DIRECTION: Identify the lines containing the word "szomatizáló". Copy each one.
--- Begin PROVIDED MATERIAL ---
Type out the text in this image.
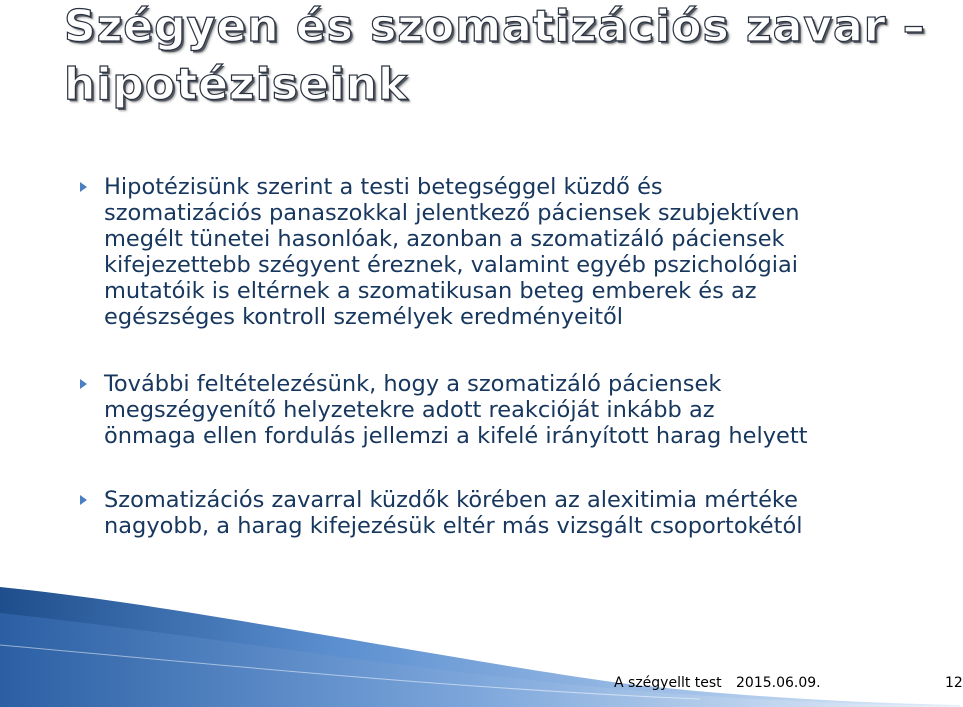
Szégyen és szomatizációs zavar –
hipotéziseink
Hipotézisünk szerint a testi betegséggel küzdő és
szomatizációs panaszokkal jelentkező páciensek szubjektíven
megélt tünetei hasonlóak, azonban a szomatizáló páciensek
kifejezettebb szégyent éreznek, valamint egyéb pszichológiai
mutatóik is eltérnek a szomatikusan beteg emberek és az
egészséges kontroll személyek eredményeitől
További feltételezésünk, hogy a szomatizáló páciensek
megszégyenítő helyzetekre adott reakcióját inkább az
önmaga ellen fordulás jellemzi a kifelé irányított harag helyett
Szomatizációs zavarral küzdők körében az alexitimia mértéke
nagyobb, a harag kifejezésük eltér más vizsgált csoportokétól
A szégyellt test 2015.06.09.	12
--- End PROVIDED MATERIAL ---
SOLUTION BELOW:
megélt tünetei hasonlóak, azonban a szomatizáló páciensek
További feltételezésünk, hogy a szomatizáló páciensek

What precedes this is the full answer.